- _The problem_
Exclude the pictures and retype the entries as written.

- _Stored records_
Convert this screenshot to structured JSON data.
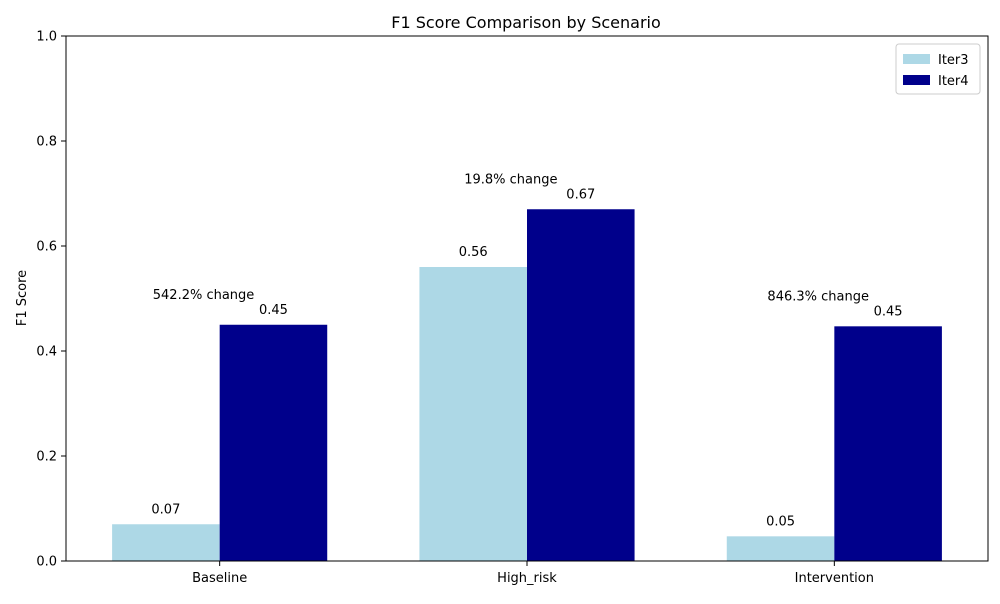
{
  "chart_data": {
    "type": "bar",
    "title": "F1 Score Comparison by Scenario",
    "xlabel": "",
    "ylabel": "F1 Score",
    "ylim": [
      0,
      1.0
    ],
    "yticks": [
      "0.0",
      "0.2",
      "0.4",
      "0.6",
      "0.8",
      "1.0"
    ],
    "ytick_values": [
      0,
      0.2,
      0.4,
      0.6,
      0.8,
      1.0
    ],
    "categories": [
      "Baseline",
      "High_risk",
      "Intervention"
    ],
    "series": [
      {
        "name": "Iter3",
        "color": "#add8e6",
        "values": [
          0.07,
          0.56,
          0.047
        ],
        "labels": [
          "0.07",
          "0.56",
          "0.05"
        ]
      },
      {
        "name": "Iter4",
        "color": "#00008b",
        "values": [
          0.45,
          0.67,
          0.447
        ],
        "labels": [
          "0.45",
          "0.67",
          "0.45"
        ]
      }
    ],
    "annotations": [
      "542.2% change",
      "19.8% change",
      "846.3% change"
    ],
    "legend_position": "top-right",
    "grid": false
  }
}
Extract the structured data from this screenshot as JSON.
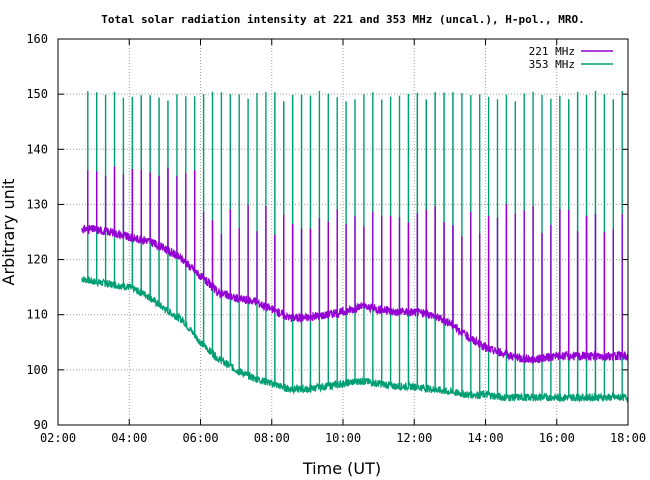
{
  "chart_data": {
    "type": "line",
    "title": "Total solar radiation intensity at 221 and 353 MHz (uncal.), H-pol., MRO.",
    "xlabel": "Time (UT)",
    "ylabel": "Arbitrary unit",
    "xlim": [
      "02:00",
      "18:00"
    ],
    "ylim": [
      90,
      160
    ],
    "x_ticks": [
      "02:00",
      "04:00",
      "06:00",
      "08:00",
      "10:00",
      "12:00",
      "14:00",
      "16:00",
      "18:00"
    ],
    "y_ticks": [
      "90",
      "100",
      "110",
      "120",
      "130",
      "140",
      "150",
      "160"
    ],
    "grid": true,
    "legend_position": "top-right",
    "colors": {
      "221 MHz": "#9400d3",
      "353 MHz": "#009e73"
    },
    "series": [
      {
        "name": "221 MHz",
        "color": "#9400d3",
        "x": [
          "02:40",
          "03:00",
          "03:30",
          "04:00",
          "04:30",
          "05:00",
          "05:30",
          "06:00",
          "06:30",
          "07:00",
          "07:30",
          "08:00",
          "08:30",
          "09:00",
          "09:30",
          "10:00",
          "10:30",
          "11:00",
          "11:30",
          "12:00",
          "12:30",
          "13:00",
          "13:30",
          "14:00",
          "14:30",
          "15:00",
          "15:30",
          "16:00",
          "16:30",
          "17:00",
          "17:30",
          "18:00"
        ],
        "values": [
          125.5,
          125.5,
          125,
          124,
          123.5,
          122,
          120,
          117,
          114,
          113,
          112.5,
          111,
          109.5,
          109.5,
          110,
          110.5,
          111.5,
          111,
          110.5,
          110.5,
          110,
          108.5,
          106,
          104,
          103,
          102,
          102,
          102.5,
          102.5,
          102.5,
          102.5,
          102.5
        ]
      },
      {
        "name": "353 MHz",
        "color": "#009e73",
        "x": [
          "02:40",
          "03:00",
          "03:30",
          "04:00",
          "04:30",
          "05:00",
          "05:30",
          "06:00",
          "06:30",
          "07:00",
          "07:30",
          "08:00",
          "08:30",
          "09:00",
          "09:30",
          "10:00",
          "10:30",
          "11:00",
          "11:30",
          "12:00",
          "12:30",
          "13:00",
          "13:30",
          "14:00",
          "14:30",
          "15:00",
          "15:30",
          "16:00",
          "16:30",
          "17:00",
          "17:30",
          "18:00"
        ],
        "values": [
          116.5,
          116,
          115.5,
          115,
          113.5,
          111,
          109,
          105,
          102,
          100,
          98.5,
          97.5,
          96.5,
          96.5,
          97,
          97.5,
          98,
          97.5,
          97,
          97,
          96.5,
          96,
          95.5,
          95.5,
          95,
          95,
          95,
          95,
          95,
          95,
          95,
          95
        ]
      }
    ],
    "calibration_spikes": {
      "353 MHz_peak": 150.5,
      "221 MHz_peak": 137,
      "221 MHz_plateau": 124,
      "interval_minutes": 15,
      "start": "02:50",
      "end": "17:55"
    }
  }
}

- _Answer to the task_
Convert this screenshot to structured JSON data.
{
  "chart_data": {
    "type": "bar",
    "title": "F1 Score Comparison by Scenario",
    "xlabel": "",
    "ylabel": "F1 Score",
    "ylim": [
      0,
      1.0
    ],
    "yticks": [
      "0.0",
      "0.2",
      "0.4",
      "0.6",
      "0.8",
      "1.0"
    ],
    "ytick_values": [
      0,
      0.2,
      0.4,
      0.6,
      0.8,
      1.0
    ],
    "categories": [
      "Baseline",
      "High_risk",
      "Intervention"
    ],
    "series": [
      {
        "name": "Iter3",
        "color": "#add8e6",
        "values": [
          0.07,
          0.56,
          0.047
        ],
        "labels": [
          "0.07",
          "0.56",
          "0.05"
        ]
      },
      {
        "name": "Iter4",
        "color": "#00008b",
        "values": [
          0.45,
          0.67,
          0.447
        ],
        "labels": [
          "0.45",
          "0.67",
          "0.45"
        ]
      }
    ],
    "annotations": [
      "542.2% change",
      "19.8% change",
      "846.3% change"
    ],
    "legend_position": "top-right",
    "grid": false
  }
}
Extract the structured data from this screenshot as JSON.
{
  "chart_data": {
    "type": "line",
    "title": "Total solar radiation intensity at 221 and 353 MHz (uncal.), H-pol., MRO.",
    "xlabel": "Time (UT)",
    "ylabel": "Arbitrary unit",
    "xlim": [
      "02:00",
      "18:00"
    ],
    "ylim": [
      90,
      160
    ],
    "x_ticks": [
      "02:00",
      "04:00",
      "06:00",
      "08:00",
      "10:00",
      "12:00",
      "14:00",
      "16:00",
      "18:00"
    ],
    "y_ticks": [
      "90",
      "100",
      "110",
      "120",
      "130",
      "140",
      "150",
      "160"
    ],
    "grid": true,
    "legend_position": "top-right",
    "colors": {
      "221 MHz": "#9400d3",
      "353 MHz": "#009e73"
    },
    "series": [
      {
        "name": "221 MHz",
        "color": "#9400d3",
        "x": [
          "02:40",
          "03:00",
          "03:30",
          "04:00",
          "04:30",
          "05:00",
          "05:30",
          "06:00",
          "06:30",
          "07:00",
          "07:30",
          "08:00",
          "08:30",
          "09:00",
          "09:30",
          "10:00",
          "10:30",
          "11:00",
          "11:30",
          "12:00",
          "12:30",
          "13:00",
          "13:30",
          "14:00",
          "14:30",
          "15:00",
          "15:30",
          "16:00",
          "16:30",
          "17:00",
          "17:30",
          "18:00"
        ],
        "values": [
          125.5,
          125.5,
          125,
          124,
          123.5,
          122,
          120,
          117,
          114,
          113,
          112.5,
          111,
          109.5,
          109.5,
          110,
          110.5,
          111.5,
          111,
          110.5,
          110.5,
          110,
          108.5,
          106,
          104,
          103,
          102,
          102,
          102.5,
          102.5,
          102.5,
          102.5,
          102.5
        ]
      },
      {
        "name": "353 MHz",
        "color": "#009e73",
        "x": [
          "02:40",
          "03:00",
          "03:30",
          "04:00",
          "04:30",
          "05:00",
          "05:30",
          "06:00",
          "06:30",
          "07:00",
          "07:30",
          "08:00",
          "08:30",
          "09:00",
          "09:30",
          "10:00",
          "10:30",
          "11:00",
          "11:30",
          "12:00",
          "12:30",
          "13:00",
          "13:30",
          "14:00",
          "14:30",
          "15:00",
          "15:30",
          "16:00",
          "16:30",
          "17:00",
          "17:30",
          "18:00"
        ],
        "values": [
          116.5,
          116,
          115.5,
          115,
          113.5,
          111,
          109,
          105,
          102,
          100,
          98.5,
          97.5,
          96.5,
          96.5,
          97,
          97.5,
          98,
          97.5,
          97,
          97,
          96.5,
          96,
          95.5,
          95.5,
          95,
          95,
          95,
          95,
          95,
          95,
          95,
          95
        ]
      }
    ],
    "calibration_spikes": {
      "353 MHz_peak": 150.5,
      "221 MHz_peak": 137,
      "221 MHz_plateau": 124,
      "interval_minutes": 15,
      "start": "02:50",
      "end": "17:55"
    }
  }
}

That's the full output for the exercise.